(Short exercise): Rewrite the records starting with the first line and going on through the line with "587, 755, 614]", changing "tilde-leader-icon" to "leader-mark" and keeping everything else the same.

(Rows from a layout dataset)
※
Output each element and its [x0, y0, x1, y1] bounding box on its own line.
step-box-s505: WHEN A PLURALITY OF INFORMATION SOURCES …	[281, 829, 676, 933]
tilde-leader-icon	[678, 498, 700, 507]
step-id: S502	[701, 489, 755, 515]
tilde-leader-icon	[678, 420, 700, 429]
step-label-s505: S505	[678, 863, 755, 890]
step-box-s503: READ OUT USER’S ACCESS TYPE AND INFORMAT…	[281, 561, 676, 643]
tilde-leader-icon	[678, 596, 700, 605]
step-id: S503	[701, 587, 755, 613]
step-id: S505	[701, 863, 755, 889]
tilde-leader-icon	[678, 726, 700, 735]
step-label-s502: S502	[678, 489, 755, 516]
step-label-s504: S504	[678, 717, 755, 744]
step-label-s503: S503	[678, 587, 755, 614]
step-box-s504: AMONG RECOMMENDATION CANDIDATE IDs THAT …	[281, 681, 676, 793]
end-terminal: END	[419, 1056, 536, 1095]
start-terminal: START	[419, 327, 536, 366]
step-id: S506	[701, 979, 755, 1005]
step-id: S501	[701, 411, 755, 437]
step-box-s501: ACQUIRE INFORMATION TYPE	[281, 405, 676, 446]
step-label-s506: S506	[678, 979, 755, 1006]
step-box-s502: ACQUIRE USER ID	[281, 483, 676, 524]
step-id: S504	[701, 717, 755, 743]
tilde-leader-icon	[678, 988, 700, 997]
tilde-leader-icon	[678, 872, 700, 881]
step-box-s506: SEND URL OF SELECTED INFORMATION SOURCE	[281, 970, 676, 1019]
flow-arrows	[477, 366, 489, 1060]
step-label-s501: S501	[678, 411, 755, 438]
※
(Solved exercise):
Output each element and its [x0, y0, x1, y1] bounding box on its own line.
step-box-s505: WHEN A PLURALITY OF INFORMATION SOURCES …	[281, 829, 676, 933]
leader-mark	[678, 498, 700, 507]
step-id: S502	[701, 489, 755, 515]
leader-mark	[678, 420, 700, 429]
step-label-s505: S505	[678, 863, 755, 890]
step-box-s503: READ OUT USER’S ACCESS TYPE AND INFORMAT…	[281, 561, 676, 643]
leader-mark	[678, 596, 700, 605]
step-id: S503	[701, 587, 755, 613]
step-id: S505	[701, 863, 755, 889]
leader-mark	[678, 726, 700, 735]
step-label-s502: S502	[678, 489, 755, 516]
step-label-s504: S504	[678, 717, 755, 744]
step-label-s503: S503	[678, 587, 755, 614]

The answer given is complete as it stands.